Provided records:
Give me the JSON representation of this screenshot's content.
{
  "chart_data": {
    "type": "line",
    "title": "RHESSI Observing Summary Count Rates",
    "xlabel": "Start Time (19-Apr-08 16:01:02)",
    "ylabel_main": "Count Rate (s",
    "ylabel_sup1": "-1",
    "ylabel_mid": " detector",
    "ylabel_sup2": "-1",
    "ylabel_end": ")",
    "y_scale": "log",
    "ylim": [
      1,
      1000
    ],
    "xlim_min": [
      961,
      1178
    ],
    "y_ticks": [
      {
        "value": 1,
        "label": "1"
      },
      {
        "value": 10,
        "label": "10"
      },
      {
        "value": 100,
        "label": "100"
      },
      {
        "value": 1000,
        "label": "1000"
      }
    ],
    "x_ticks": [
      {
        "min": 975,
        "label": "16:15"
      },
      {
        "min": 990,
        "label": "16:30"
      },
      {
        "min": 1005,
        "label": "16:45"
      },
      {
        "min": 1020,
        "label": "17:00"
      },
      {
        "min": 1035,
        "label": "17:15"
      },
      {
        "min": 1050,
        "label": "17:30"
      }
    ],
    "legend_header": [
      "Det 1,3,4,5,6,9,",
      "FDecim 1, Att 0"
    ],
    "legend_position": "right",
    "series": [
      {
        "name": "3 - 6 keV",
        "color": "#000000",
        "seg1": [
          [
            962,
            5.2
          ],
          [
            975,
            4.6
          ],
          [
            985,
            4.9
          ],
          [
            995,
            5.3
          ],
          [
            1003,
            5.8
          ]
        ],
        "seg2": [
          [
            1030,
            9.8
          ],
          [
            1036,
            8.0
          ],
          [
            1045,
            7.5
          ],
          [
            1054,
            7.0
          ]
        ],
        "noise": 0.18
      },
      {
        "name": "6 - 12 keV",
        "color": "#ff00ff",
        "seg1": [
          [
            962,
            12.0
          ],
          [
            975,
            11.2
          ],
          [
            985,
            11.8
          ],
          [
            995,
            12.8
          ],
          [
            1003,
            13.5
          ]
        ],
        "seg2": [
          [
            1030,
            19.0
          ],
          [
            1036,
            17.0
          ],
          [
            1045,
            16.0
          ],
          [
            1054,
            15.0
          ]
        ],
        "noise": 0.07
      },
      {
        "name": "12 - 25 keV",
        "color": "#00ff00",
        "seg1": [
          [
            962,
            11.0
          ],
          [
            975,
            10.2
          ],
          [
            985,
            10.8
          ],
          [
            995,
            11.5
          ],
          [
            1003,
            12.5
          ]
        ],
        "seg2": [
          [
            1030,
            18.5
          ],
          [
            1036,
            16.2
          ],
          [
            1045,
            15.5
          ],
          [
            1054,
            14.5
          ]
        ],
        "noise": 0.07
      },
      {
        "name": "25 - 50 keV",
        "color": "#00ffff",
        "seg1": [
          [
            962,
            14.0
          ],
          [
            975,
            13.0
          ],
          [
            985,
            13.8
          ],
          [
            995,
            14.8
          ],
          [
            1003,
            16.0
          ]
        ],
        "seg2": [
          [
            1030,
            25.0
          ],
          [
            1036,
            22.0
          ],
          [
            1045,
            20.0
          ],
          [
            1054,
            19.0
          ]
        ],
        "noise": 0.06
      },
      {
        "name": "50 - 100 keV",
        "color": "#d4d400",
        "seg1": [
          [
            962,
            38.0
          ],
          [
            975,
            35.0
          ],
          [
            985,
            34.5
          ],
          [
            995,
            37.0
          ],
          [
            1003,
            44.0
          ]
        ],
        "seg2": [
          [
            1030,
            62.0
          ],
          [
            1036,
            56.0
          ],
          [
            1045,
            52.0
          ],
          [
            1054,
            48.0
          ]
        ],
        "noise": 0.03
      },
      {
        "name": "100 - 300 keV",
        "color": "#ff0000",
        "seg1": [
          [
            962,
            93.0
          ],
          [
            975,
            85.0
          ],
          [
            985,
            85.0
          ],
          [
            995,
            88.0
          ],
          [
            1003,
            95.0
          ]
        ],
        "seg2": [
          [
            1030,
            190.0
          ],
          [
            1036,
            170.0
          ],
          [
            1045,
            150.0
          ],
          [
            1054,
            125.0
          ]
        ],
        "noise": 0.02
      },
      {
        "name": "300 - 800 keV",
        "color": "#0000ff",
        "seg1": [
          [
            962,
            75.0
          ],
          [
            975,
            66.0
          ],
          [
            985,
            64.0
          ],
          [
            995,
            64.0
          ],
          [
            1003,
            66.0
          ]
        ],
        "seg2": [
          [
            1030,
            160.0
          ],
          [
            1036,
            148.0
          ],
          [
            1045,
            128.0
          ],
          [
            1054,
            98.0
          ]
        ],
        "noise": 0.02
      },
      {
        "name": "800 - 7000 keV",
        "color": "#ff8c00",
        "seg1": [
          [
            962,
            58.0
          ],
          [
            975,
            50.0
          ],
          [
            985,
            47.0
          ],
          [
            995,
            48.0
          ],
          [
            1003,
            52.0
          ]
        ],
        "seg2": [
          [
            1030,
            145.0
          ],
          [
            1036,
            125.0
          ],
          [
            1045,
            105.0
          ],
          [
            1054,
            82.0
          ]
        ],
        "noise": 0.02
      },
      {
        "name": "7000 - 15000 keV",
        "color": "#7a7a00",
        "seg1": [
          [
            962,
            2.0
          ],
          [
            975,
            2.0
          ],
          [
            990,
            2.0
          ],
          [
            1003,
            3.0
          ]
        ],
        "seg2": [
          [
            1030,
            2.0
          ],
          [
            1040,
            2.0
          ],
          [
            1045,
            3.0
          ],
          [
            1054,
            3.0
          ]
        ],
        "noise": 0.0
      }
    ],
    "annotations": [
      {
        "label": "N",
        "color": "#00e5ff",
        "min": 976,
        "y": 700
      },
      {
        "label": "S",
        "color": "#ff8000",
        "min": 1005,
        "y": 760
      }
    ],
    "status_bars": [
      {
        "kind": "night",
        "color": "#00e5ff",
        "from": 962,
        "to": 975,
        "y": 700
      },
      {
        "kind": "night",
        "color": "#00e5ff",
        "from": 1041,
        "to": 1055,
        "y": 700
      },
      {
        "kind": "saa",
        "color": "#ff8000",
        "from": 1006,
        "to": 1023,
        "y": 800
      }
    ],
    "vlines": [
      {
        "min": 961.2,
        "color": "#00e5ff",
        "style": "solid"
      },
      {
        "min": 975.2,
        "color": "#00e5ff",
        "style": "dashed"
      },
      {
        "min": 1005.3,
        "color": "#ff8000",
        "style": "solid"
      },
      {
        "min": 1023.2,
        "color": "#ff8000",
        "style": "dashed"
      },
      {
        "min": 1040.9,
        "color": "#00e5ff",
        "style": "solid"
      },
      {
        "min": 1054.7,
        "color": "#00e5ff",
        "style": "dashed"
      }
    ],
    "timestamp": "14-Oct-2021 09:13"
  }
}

Directive:
Which lines hold the word "Count"? Copy all of them.

Solution for this exercise:
    "title": "RHESSI Observing Summary Count Rates",
    "ylabel_main": "Count Rate (s",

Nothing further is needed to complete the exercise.